- **What to work on**: Each line holding the word "опубликования" counts once; give the total and nothing more.

- **Data**:
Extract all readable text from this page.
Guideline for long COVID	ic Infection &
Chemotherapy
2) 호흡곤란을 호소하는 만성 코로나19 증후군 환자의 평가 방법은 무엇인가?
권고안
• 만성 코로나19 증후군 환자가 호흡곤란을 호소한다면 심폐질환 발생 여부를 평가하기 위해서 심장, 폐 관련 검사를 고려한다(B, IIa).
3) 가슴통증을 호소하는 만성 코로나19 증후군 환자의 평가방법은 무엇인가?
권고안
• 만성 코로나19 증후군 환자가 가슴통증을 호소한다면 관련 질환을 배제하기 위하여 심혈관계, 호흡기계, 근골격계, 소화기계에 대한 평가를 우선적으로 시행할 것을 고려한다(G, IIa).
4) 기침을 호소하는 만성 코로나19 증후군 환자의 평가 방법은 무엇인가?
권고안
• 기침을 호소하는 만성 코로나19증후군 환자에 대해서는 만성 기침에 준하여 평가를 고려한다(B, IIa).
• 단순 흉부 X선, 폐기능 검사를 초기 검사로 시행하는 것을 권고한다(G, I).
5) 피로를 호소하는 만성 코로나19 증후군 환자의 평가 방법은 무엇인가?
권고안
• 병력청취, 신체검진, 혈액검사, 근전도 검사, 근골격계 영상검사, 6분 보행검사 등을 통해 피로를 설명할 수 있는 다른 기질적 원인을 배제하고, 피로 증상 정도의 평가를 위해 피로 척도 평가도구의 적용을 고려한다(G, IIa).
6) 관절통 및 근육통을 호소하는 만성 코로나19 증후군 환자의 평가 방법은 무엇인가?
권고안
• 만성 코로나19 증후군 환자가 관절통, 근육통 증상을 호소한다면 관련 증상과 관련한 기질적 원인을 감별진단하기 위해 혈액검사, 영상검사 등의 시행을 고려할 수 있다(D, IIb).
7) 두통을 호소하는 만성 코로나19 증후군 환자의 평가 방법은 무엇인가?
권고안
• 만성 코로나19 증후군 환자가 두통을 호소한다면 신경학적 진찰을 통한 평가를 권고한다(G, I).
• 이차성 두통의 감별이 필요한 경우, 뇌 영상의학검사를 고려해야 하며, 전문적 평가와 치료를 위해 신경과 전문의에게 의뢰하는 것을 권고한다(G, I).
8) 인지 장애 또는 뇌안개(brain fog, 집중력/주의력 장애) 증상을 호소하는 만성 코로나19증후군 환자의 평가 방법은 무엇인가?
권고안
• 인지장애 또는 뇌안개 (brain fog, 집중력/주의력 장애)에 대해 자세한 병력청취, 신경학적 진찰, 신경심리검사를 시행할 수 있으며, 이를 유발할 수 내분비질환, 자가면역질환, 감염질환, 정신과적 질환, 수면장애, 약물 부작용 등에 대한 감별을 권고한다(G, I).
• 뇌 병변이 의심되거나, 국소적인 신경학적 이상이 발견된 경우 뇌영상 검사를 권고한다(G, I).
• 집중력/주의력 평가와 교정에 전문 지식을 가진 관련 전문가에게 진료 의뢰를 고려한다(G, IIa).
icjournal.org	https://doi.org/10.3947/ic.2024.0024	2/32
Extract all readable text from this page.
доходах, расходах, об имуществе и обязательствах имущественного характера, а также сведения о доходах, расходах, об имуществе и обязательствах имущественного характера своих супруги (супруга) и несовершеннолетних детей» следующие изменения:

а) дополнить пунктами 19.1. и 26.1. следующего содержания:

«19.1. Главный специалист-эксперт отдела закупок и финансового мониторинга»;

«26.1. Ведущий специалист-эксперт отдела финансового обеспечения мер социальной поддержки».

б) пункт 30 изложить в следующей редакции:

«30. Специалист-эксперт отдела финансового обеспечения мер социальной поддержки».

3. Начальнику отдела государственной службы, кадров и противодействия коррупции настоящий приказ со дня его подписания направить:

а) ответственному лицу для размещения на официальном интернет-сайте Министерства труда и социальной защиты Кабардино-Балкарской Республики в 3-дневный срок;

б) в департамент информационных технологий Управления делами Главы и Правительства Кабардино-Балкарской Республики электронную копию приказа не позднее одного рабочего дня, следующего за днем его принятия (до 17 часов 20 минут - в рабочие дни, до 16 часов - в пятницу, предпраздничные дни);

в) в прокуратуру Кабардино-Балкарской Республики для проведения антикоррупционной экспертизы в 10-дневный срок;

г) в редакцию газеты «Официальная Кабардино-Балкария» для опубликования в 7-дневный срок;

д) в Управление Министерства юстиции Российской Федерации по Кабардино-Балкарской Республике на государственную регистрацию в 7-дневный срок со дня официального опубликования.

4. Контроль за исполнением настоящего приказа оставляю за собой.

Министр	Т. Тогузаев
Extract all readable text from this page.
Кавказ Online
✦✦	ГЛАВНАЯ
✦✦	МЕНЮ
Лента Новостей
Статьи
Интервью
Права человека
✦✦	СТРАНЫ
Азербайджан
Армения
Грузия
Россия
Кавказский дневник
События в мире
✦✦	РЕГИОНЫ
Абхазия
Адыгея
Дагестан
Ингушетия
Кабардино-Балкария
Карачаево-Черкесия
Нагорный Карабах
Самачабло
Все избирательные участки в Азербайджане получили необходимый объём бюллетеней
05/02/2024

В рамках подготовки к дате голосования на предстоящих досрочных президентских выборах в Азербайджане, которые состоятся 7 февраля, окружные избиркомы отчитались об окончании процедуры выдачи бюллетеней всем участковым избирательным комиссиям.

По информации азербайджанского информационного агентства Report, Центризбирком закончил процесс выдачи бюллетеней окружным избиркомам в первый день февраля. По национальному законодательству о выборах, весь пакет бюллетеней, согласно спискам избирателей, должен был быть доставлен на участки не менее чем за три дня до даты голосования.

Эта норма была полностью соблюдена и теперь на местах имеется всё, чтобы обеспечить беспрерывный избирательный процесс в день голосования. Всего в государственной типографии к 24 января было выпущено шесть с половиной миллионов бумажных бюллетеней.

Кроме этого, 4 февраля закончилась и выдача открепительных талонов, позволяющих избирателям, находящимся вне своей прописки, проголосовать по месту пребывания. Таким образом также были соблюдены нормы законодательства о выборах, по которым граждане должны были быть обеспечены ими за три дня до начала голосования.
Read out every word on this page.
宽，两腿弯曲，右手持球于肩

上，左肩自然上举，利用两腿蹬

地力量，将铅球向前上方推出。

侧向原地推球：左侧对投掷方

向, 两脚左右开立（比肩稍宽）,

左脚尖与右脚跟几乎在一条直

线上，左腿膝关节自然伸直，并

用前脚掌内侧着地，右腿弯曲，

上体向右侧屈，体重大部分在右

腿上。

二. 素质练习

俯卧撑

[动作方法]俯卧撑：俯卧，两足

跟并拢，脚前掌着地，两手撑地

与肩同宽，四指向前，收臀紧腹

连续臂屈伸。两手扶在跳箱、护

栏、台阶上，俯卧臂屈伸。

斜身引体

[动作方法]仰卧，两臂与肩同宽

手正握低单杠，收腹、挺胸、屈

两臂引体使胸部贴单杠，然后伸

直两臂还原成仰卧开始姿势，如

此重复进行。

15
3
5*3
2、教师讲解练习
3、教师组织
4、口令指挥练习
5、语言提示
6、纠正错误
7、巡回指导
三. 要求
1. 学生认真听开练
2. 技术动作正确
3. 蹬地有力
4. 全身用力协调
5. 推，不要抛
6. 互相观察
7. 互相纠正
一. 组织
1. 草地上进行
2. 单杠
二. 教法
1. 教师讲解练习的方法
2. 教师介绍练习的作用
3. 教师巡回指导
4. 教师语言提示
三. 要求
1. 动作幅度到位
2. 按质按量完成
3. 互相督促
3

- **Reply to the exercise**: 2